> Data extracted from a collection:
--------------------------------
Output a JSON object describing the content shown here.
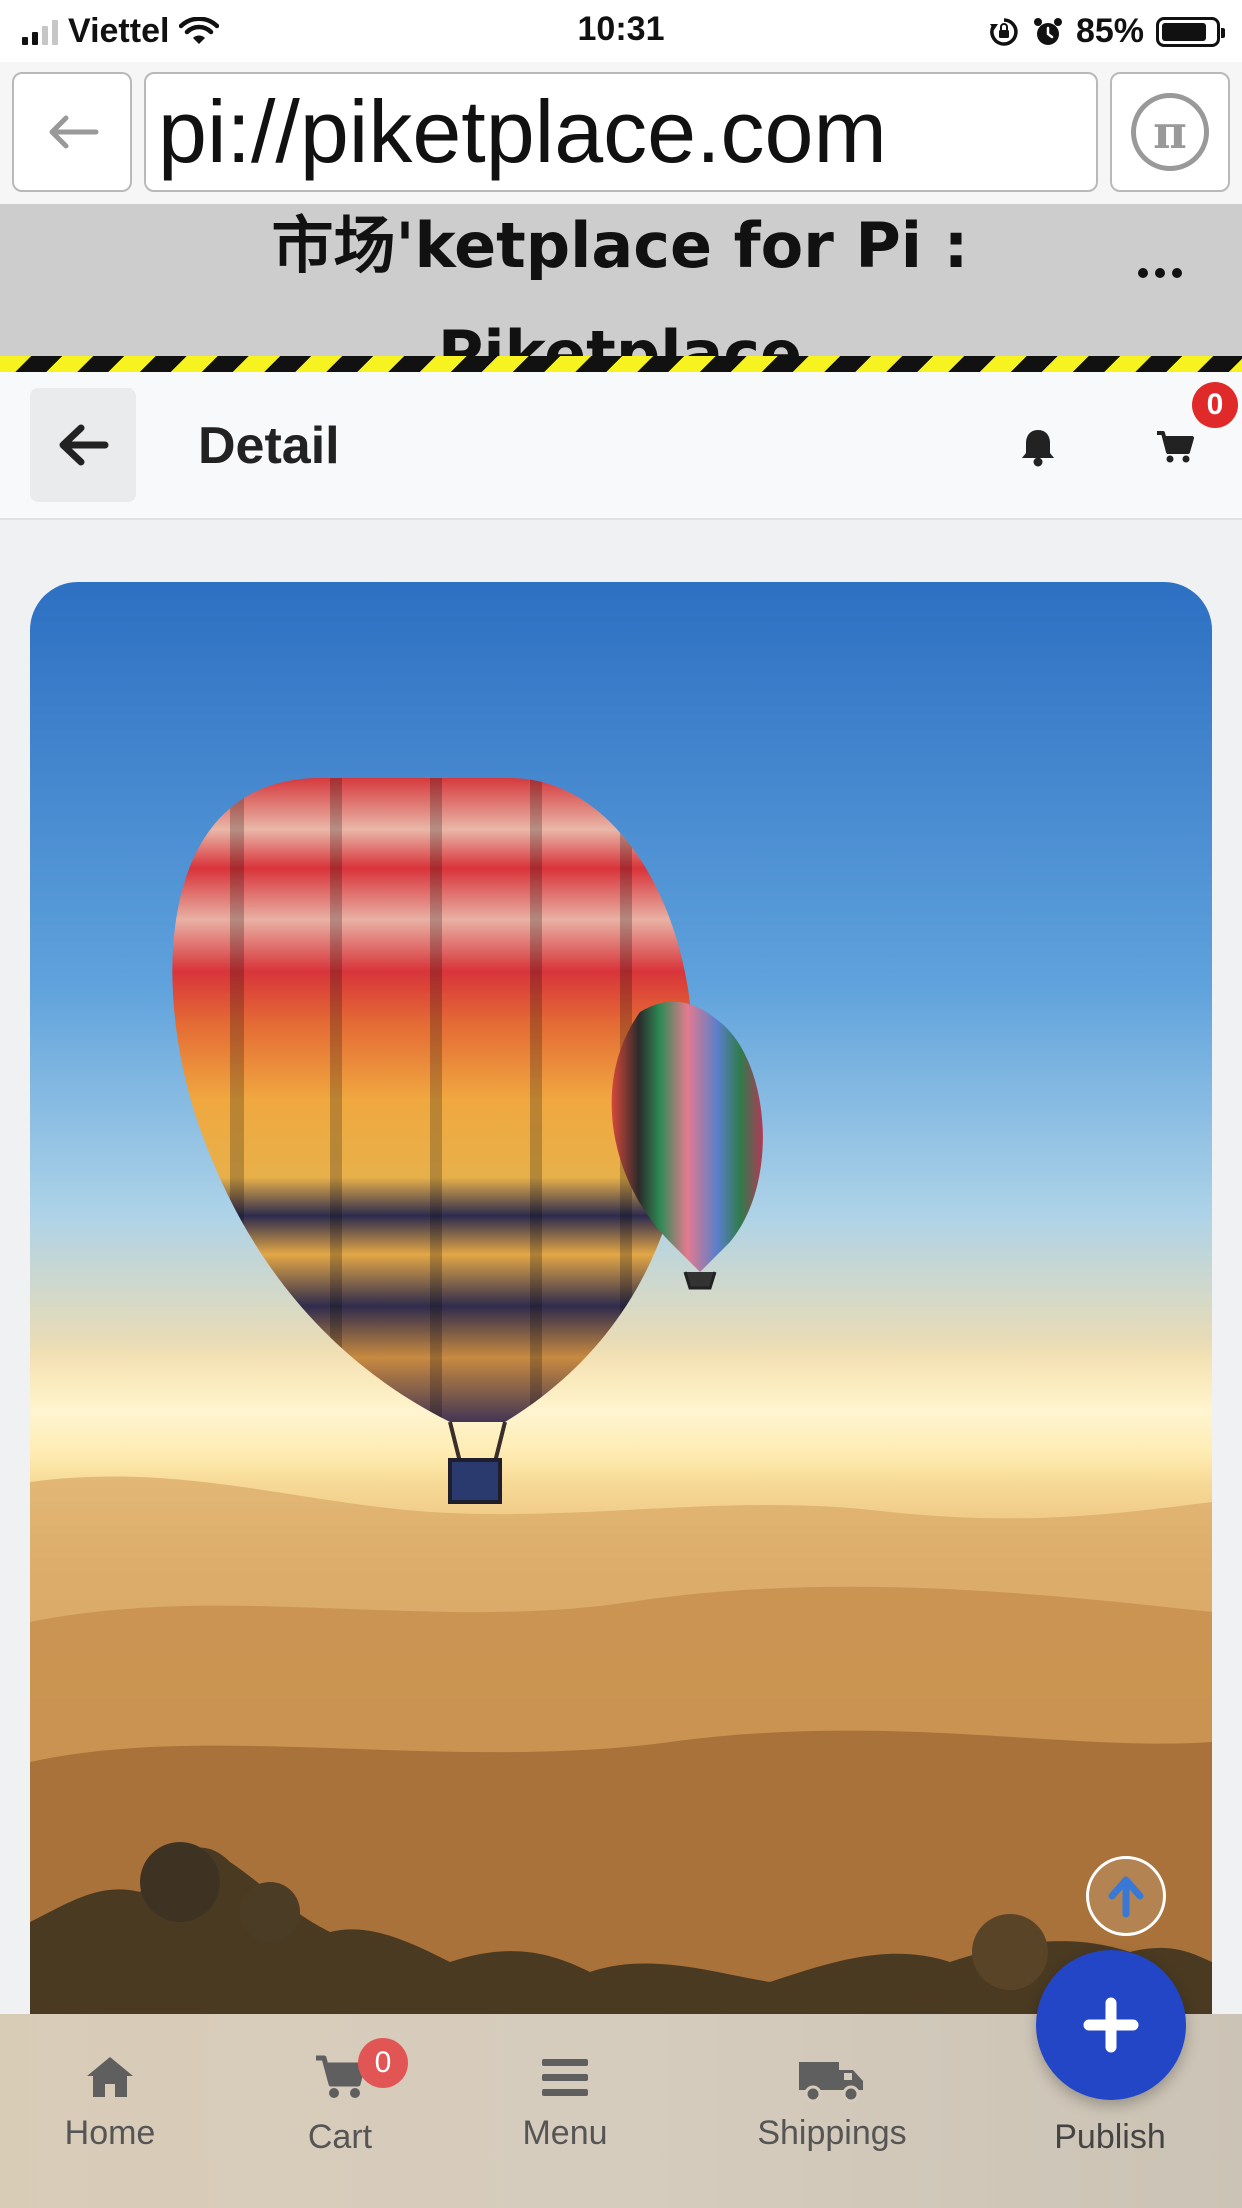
{
  "status_bar": {
    "carrier": "Viettel",
    "time": "10:31",
    "battery": "85%",
    "battery_level": 0.85
  },
  "browser": {
    "url": "pi://piketplace.com",
    "pi_glyph": "π"
  },
  "banner": {
    "title": "市场'ketplace for Pi : Piketplace"
  },
  "header": {
    "title": "Detail",
    "cart_count": "0"
  },
  "nav": {
    "items": [
      {
        "label": "Home",
        "icon": "home-icon"
      },
      {
        "label": "Cart",
        "icon": "cart-icon",
        "badge": "0"
      },
      {
        "label": "Menu",
        "icon": "menu-icon"
      },
      {
        "label": "Shippings",
        "icon": "truck-icon"
      }
    ],
    "publish_label": "Publish"
  },
  "colors": {
    "accent": "#2346c7",
    "badge": "#e02a2a",
    "hazard_yellow": "#f7f320"
  }
}
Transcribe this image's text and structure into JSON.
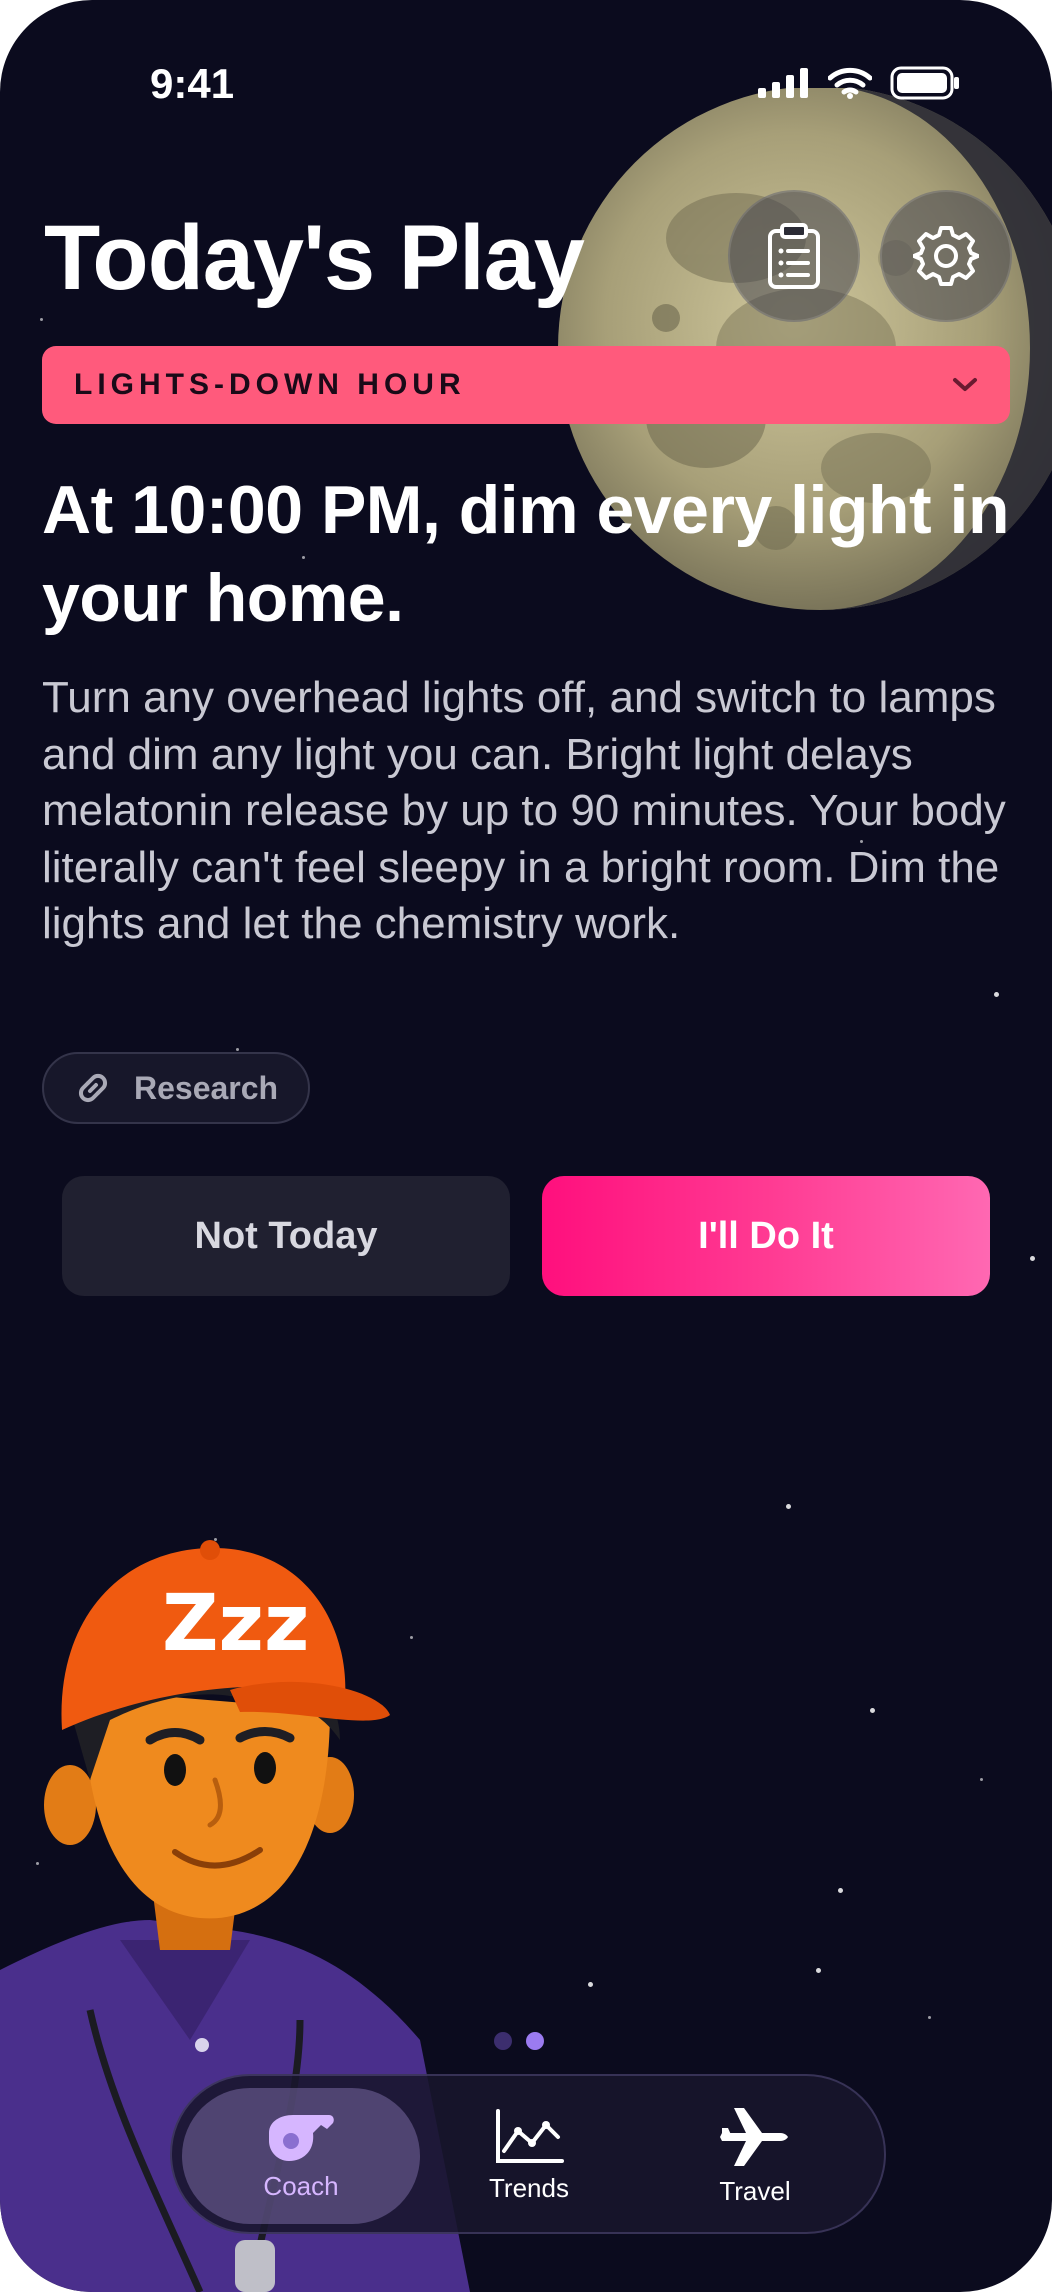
{
  "status_bar": {
    "time": "9:41"
  },
  "header": {
    "title": "Today's Play"
  },
  "banner": {
    "label": "LIGHTS-DOWN HOUR"
  },
  "tip": {
    "headline": "At 10:00 PM, dim every light in your home.",
    "body": "Turn any overhead lights off, and switch to lamps and dim any light you can. Bright light delays melatonin release by up to 90 minutes. Your body literally can't feel sleepy in a bright room. Dim the lights and let the chemistry work."
  },
  "research": {
    "label": "Research"
  },
  "actions": {
    "decline_label": "Not Today",
    "accept_label": "I'll Do It"
  },
  "mascot": {
    "cap_text": "Zzz"
  },
  "pager": {
    "count": 2,
    "active_index": 1
  },
  "tabs": [
    {
      "label": "Coach",
      "icon": "whistle-icon",
      "active": true
    },
    {
      "label": "Trends",
      "icon": "chart-icon",
      "active": false
    },
    {
      "label": "Travel",
      "icon": "airplane-icon",
      "active": false
    }
  ],
  "colors": {
    "background": "#0b0b1e",
    "banner": "#ff5a7c",
    "accent_pink": "#ff1f86",
    "tab_active": "#d6b6ff"
  }
}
--------------------------------
Reproduce every line above as written, skipping pictures.

Output a JSON object describing the content shown here.
{
  "status_bar": {
    "carrier": "Viettel",
    "time": "10:31",
    "battery": "85%",
    "battery_level": 0.85
  },
  "browser": {
    "url": "pi://piketplace.com",
    "pi_glyph": "π"
  },
  "banner": {
    "title": "市场'ketplace for Pi : Piketplace"
  },
  "header": {
    "title": "Detail",
    "cart_count": "0"
  },
  "nav": {
    "items": [
      {
        "label": "Home",
        "icon": "home-icon"
      },
      {
        "label": "Cart",
        "icon": "cart-icon",
        "badge": "0"
      },
      {
        "label": "Menu",
        "icon": "menu-icon"
      },
      {
        "label": "Shippings",
        "icon": "truck-icon"
      }
    ],
    "publish_label": "Publish"
  },
  "colors": {
    "accent": "#2346c7",
    "badge": "#e02a2a",
    "hazard_yellow": "#f7f320"
  }
}
Transcribe this image's text and structure into JSON.
{
  "status_bar": {
    "time": "9:41"
  },
  "header": {
    "title": "Today's Play"
  },
  "banner": {
    "label": "LIGHTS-DOWN HOUR"
  },
  "tip": {
    "headline": "At 10:00 PM, dim every light in your home.",
    "body": "Turn any overhead lights off, and switch to lamps and dim any light you can. Bright light delays melatonin release by up to 90 minutes. Your body literally can't feel sleepy in a bright room. Dim the lights and let the chemistry work."
  },
  "research": {
    "label": "Research"
  },
  "actions": {
    "decline_label": "Not Today",
    "accept_label": "I'll Do It"
  },
  "mascot": {
    "cap_text": "Zzz"
  },
  "pager": {
    "count": 2,
    "active_index": 1
  },
  "tabs": [
    {
      "label": "Coach",
      "icon": "whistle-icon",
      "active": true
    },
    {
      "label": "Trends",
      "icon": "chart-icon",
      "active": false
    },
    {
      "label": "Travel",
      "icon": "airplane-icon",
      "active": false
    }
  ],
  "colors": {
    "background": "#0b0b1e",
    "banner": "#ff5a7c",
    "accent_pink": "#ff1f86",
    "tab_active": "#d6b6ff"
  }
}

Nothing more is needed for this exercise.